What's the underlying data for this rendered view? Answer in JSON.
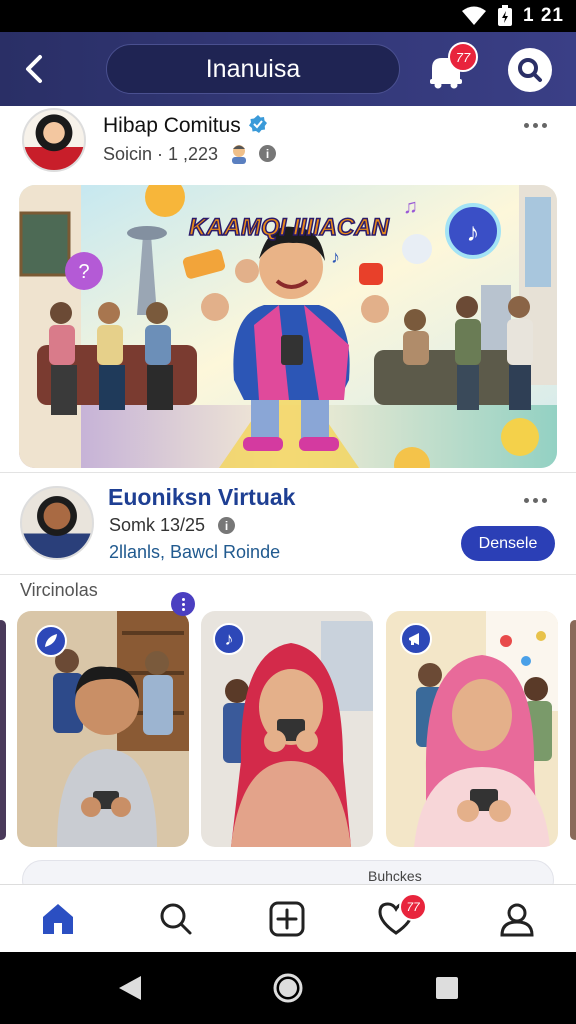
{
  "status_bar": {
    "time": "1 21"
  },
  "header": {
    "title": "Inanuisa",
    "notification_count": "77"
  },
  "post1": {
    "author": "Hibap Comitus",
    "subtitle": "Soicin · 1 ,223",
    "info_glyph": "i"
  },
  "hero": {
    "banner_text": "KAAMQI IIIIACAN"
  },
  "post2": {
    "author": "Euoniksn Virtuak",
    "subtitle": "Somk 13/25",
    "info_glyph": "i",
    "link": "2llanls, Bawcl Roinde",
    "action_label": "Densele"
  },
  "stories": {
    "title": "Vircinolas",
    "items": [
      {
        "badge_icon": "feather-icon"
      },
      {
        "badge_icon": "music-note-icon"
      },
      {
        "badge_icon": "megaphone-icon"
      }
    ]
  },
  "partial_row": {
    "label": "Buhckes"
  },
  "bottom_nav": {
    "notification_count": "77"
  },
  "colors": {
    "header": "#2a2f66",
    "accent": "#2b3fb6",
    "badge": "#e8243c",
    "link": "#1e3f93"
  }
}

※

# Work instructions
Pictures are to be left out; the records above must be repeated word for word.

# The reply
What's the underlying data for this rendered view? Answer in JSON.
{
  "status_bar": {
    "time": "1 21"
  },
  "header": {
    "title": "Inanuisa",
    "notification_count": "77"
  },
  "post1": {
    "author": "Hibap Comitus",
    "subtitle": "Soicin · 1 ,223",
    "info_glyph": "i"
  },
  "hero": {
    "banner_text": "KAAMQI IIIIACAN"
  },
  "post2": {
    "author": "Euoniksn Virtuak",
    "subtitle": "Somk 13/25",
    "info_glyph": "i",
    "link": "2llanls, Bawcl Roinde",
    "action_label": "Densele"
  },
  "stories": {
    "title": "Vircinolas",
    "items": [
      {
        "badge_icon": "feather-icon"
      },
      {
        "badge_icon": "music-note-icon"
      },
      {
        "badge_icon": "megaphone-icon"
      }
    ]
  },
  "partial_row": {
    "label": "Buhckes"
  },
  "bottom_nav": {
    "notification_count": "77"
  },
  "colors": {
    "header": "#2a2f66",
    "accent": "#2b3fb6",
    "badge": "#e8243c",
    "link": "#1e3f93"
  }
}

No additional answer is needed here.